■ **SET TASK A**: Decide whether each statement below agrees with the bike forum thread, answering yes or no and quoting the words of the thread that settle it. (i) bushpig says the original BC design has lowered seatstays. (ii) GonaSovereign credits Paul Brodie with the BC-style sloped top tube from his time at Yeti. (iii) YETIFIED says the extended seat tube was one of the first things to go on the 1976 R&r.
■ **SET TASK B**: Please retype everything in the bike forum thread from "## GonaSovereign (Sep" down to "(Jan 13, 2004)".

■ **SELECTED PASSAGE**:
──────────
IMO, the reason why BMXers where not mentioned in the movie, is that BMX didn't play a significant role in the development of the bikes that came out of Marin County in the 1970's and early 1980's. Had the movie been based in another locale, the BMX scene might have played a much larger influence in that movie.


----------



## GonaSovereign (Sep 20, 2004)

I'm sure the "inventor" of the sloping top tube died of old age a century ago. Thank you, whoever you were.

If the question was _"who invented the BC-style steeply sloped top tube with extended seat tube and seatpost binder slot usually facing forward"_ the answer would be Paul Brodie, when he worked for Rocky Mountain.


----------



## Fillet-brazed (Jan 13, 2004)

GonaSovereign said:


> I'm sure the "inventor" of the sloping top tube died of old age a century ago. Thank you, whoever you were.
> 
> If the question was _"who invented the BC-style steeply sloped top tube with extended seat tube and seatpost binder slot usually facing forward"_ the answer would be Paul Brodie, when he worked for Rocky Mountain.


IMO you lose a big part of the advantage by not also lowering the seatstays to match the lowered top tube... Aesthetically I think it looks nicer too. Nothing against the nice Canadian frames.


----------



## bushpig (Nov 26, 2005)

Fillet-brazed said:


> IMO you lose a big part of the advantage by not also lowering the seatstays to match the lowered top tube... Aesthetically I think it looks nicer too. Nothing against the nice Canadian frames.


The original BC design does have lowered seatstays. It wasn't until the later Rockies (early 90s?) that the seatstays came back up. I think that design didn't look nearly as good.


----------



## YETIFIED (May 4, 2005)

laffeaux said:


> IMO, the reason why BMXers where not mentioned in the movie, is that BMX didn't play a significant role in the development of the bikes that came out of Marin County in the 1970's and early 1980's. Had the movie been based in another locale, the BMX scene might have played a much larger influence in that movie.


Ageed, such as in SoCal.


----------



## YETIFIED (May 4, 2005)

ScottyMTB said:


> 1976 R&r


I had one of those back then. One of the first things to go was that extended seat tube. You had to make sure you ran a really long fluted seat post or it was snap city. They would also snap where the twin tt was welded to the square tube at the head tube. Great picture.


----------



## timbercomp (Jan 16, 2004)
──────────
■ **PROVIDED INFORMATION**:
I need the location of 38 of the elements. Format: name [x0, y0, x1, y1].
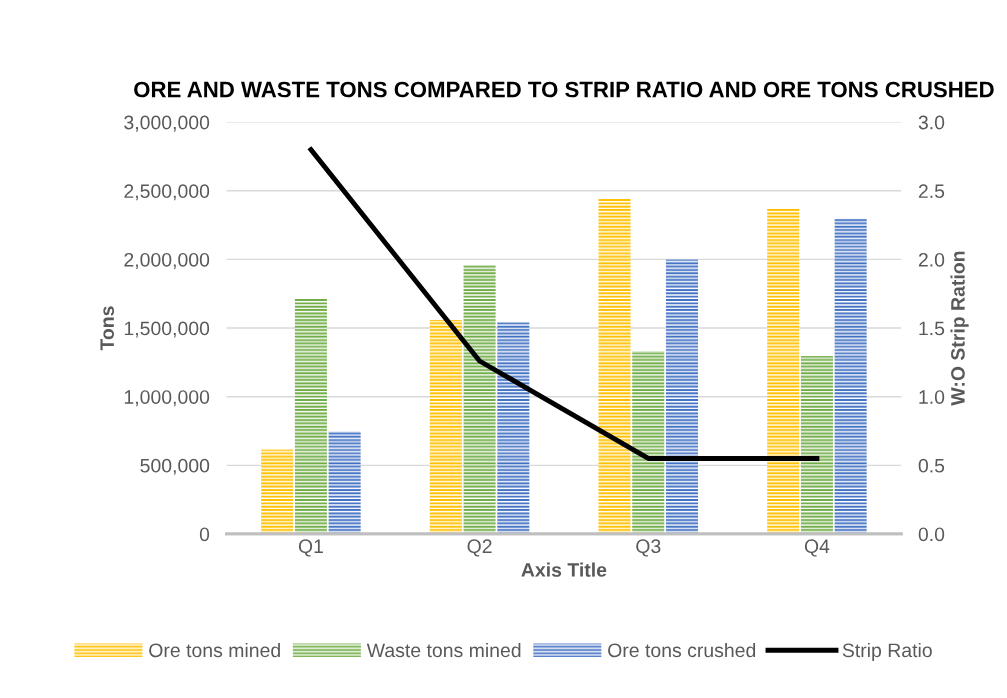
bar [294, 298, 327, 534]
legend-label: Ore tons mined [149, 642, 280, 658]
legend-label: Ore tons crushed [608, 642, 756, 658]
bar [665, 259, 699, 534]
y-tick-label: 0 [199, 527, 210, 542]
y-tick-label: 500,000 [140, 458, 210, 475]
x-tick-label: Q2 [467, 539, 492, 557]
bar [261, 449, 294, 534]
bar [834, 218, 867, 534]
bar [800, 355, 833, 534]
y2-tick-label: 3.0 [918, 115, 945, 130]
bar [463, 265, 496, 534]
x-tick-label: Q3 [636, 539, 661, 557]
y-tick-label: 2,000,000 [124, 252, 210, 269]
chart-title: ORE AND WASTE TONS COMPARED TO STRIP RATIO AND ORE TONS CRUSHED [134, 81, 994, 98]
x-tick-label: Q1 [298, 539, 323, 557]
bar [497, 322, 530, 534]
y2-tick-label: 1.5 [919, 321, 945, 336]
y-tick-label: 3,000,000 [124, 115, 210, 132]
x-axis-title: Axis Title [521, 562, 607, 577]
bar [429, 320, 462, 534]
y2-axis-title: W:O Strip Ration [950, 251, 969, 406]
y2-tick-label: 0.5 [918, 458, 945, 473]
y-tick-label: 1,500,000 [124, 321, 210, 338]
legend-label: Strip Ratio [842, 642, 932, 662]
legend-label: Waste tons mined [366, 642, 521, 658]
y2-tick-label: 2.5 [918, 184, 945, 199]
bar [767, 208, 800, 534]
bar [328, 431, 361, 534]
y2-tick-label: 2.0 [918, 252, 945, 267]
y-tick-label: 1,000,000 [124, 390, 210, 407]
y2-tick-label: 0.0 [918, 527, 945, 542]
bar [598, 198, 631, 534]
bar [632, 350, 665, 534]
y-axis-title: Tons [100, 306, 115, 351]
y2-tick-label: 1.0 [919, 390, 945, 404]
x-tick-label: Q4 [804, 539, 830, 557]
y-tick-label: 2,500,000 [124, 184, 210, 201]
──────────
■ **EXERCISE RESULT A**:
(i) Yes: "The original BC design does have lowered seatstays."
(ii) No: "the answer would be Paul Brodie, when he worked for Rocky Mountain."
(iii) Yes: "One of the first things to go was that extended seat tube."

■ **EXERCISE RESULT B**:
## GonaSovereign (Sep 20, 2004)

I'm sure the "inventor" of the sloping top tube died of old age a century ago. Thank you, whoever you were.

If the question was _"who invented the BC-style steeply sloped top tube with extended seat tube and seatpost binder slot usually facing forward"_ the answer would be Paul Brodie, when he worked for Rocky Mountain.


----------



## Fillet-brazed (Jan 13, 2004)